#### Aim of the exercise
Pictures do not belong in the copy; quote every entry below exactly.

▬▬▬

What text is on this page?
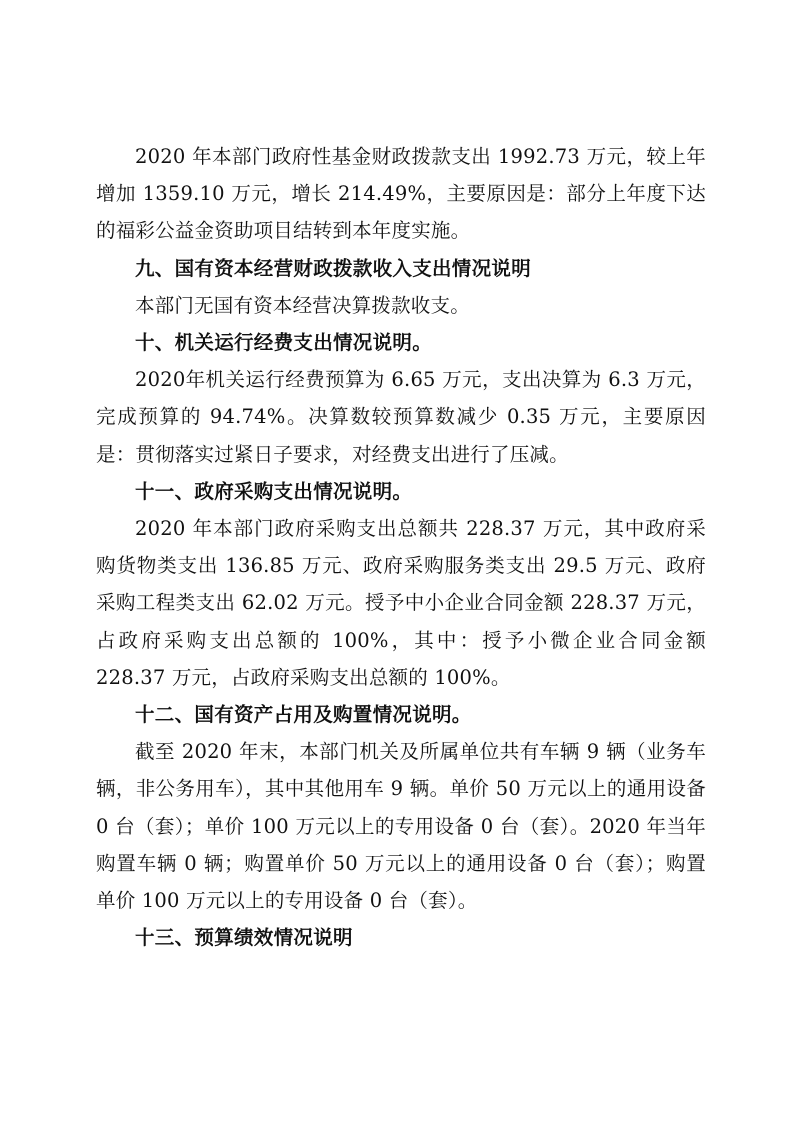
2020 年本部门政府性基金财政拨款支出 1992.73 万元，较上年增加 1359.10 万元，增长 214.49%，主要原因是：部分上年度下达的福彩公益金资助项目结转到本年度实施。

九、国有资本经营财政拨款收入支出情况说明

本部门无国有资本经营决算拨款收支。

十、机关运行经费支出情况说明。

2020年机关运行经费预算为 6.65 万元，支出决算为 6.3 万元，完成预算的 94.74%。决算数较预算数减少 0.35 万元，主要原因是：贯彻落实过紧日子要求，对经费支出进行了压减。

十一、政府采购支出情况说明。

2020 年本部门政府采购支出总额共 228.37 万元，其中政府采购货物类支出 136.85 万元、政府采购服务类支出 29.5 万元、政府采购工程类支出 62.02 万元。授予中小企业合同金额 228.37 万元，占政府采购支出总额的 100%，其中：授予小微企业合同金额 228.37 万元，占政府采购支出总额的 100%。

十二、国有资产占用及购置情况说明。

截至 2020 年末，本部门机关及所属单位共有车辆 9 辆（业务车辆，非公务用车），其中其他用车 9 辆。单价 50 万元以上的通用设备 0 台（套）；单价 100 万元以上的专用设备 0 台（套）。2020 年当年购置车辆 0 辆；购置单价 50 万元以上的通用设备 0 台（套）；购置单价 100 万元以上的专用设备 0 台（套）。

十三、预算绩效情况说明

▬▬▬

#### Task answer
What text is on this page?
2020 年本部门政府性基金财政拨款支出 1992.73 万元，较上年增加 1359.10 万元，增长 214.49%，主要原因是：部分上年度下达的福彩公益金资助项目结转到本年度实施。

九、国有资本经营财政拨款收入支出情况说明

本部门无国有资本经营决算拨款收支。

十、机关运行经费支出情况说明。

2020年机关运行经费预算为 6.65 万元，支出决算为 6.3 万元，完成预算的 94.74%。决算数较预算数减少 0.35 万元，主要原因是：贯彻落实过紧日子要求，对经费支出进行了压减。

十一、政府采购支出情况说明。

2020 年本部门政府采购支出总额共 228.37 万元，其中政府采购货物类支出 136.85 万元、政府采购服务类支出 29.5 万元、政府采购工程类支出 62.02 万元。授予中小企业合同金额 228.37 万元，占政府采购支出总额的 100%，其中：授予小微企业合同金额 228.37 万元，占政府采购支出总额的 100%。

十二、国有资产占用及购置情况说明。

截至 2020 年末，本部门机关及所属单位共有车辆 9 辆（业务车辆，非公务用车），其中其他用车 9 辆。单价 50 万元以上的通用设备 0 台（套）；单价 100 万元以上的专用设备 0 台（套）。2020 年当年购置车辆 0 辆；购置单价 50 万元以上的通用设备 0 台（套）；购置单价 100 万元以上的专用设备 0 台（套）。

十三、预算绩效情况说明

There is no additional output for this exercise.